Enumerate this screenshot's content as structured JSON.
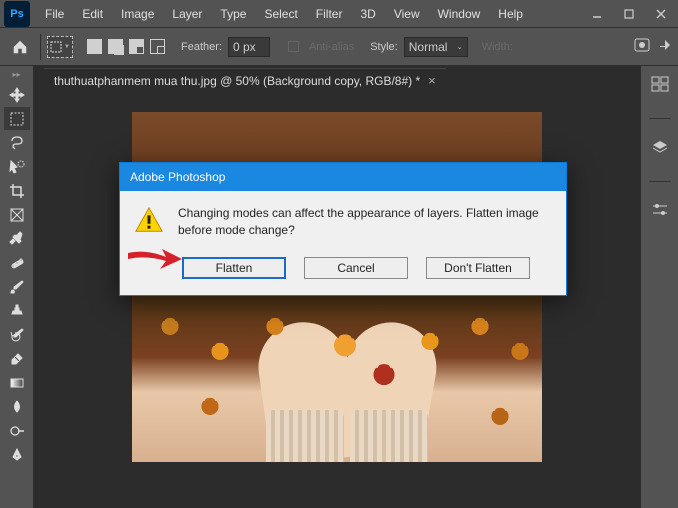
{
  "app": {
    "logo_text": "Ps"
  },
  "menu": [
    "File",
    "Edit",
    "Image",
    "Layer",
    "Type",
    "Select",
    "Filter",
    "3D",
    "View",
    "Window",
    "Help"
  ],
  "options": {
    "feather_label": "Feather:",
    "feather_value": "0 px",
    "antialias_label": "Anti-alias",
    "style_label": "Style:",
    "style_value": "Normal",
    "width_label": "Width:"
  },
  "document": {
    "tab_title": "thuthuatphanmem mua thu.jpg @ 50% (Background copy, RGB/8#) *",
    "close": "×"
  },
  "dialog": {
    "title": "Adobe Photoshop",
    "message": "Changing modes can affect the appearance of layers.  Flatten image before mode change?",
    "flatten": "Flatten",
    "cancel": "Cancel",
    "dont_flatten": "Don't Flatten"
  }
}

> Exercise: Copy the listing word for word, excluding its pictures.

> Answer in full:
Enumerate this screenshot's content as structured JSON.
{
  "app": {
    "logo_text": "Ps"
  },
  "menu": [
    "File",
    "Edit",
    "Image",
    "Layer",
    "Type",
    "Select",
    "Filter",
    "3D",
    "View",
    "Window",
    "Help"
  ],
  "options": {
    "feather_label": "Feather:",
    "feather_value": "0 px",
    "antialias_label": "Anti-alias",
    "style_label": "Style:",
    "style_value": "Normal",
    "width_label": "Width:"
  },
  "document": {
    "tab_title": "thuthuatphanmem mua thu.jpg @ 50% (Background copy, RGB/8#) *",
    "close": "×"
  },
  "dialog": {
    "title": "Adobe Photoshop",
    "message": "Changing modes can affect the appearance of layers.  Flatten image before mode change?",
    "flatten": "Flatten",
    "cancel": "Cancel",
    "dont_flatten": "Don't Flatten"
  }
}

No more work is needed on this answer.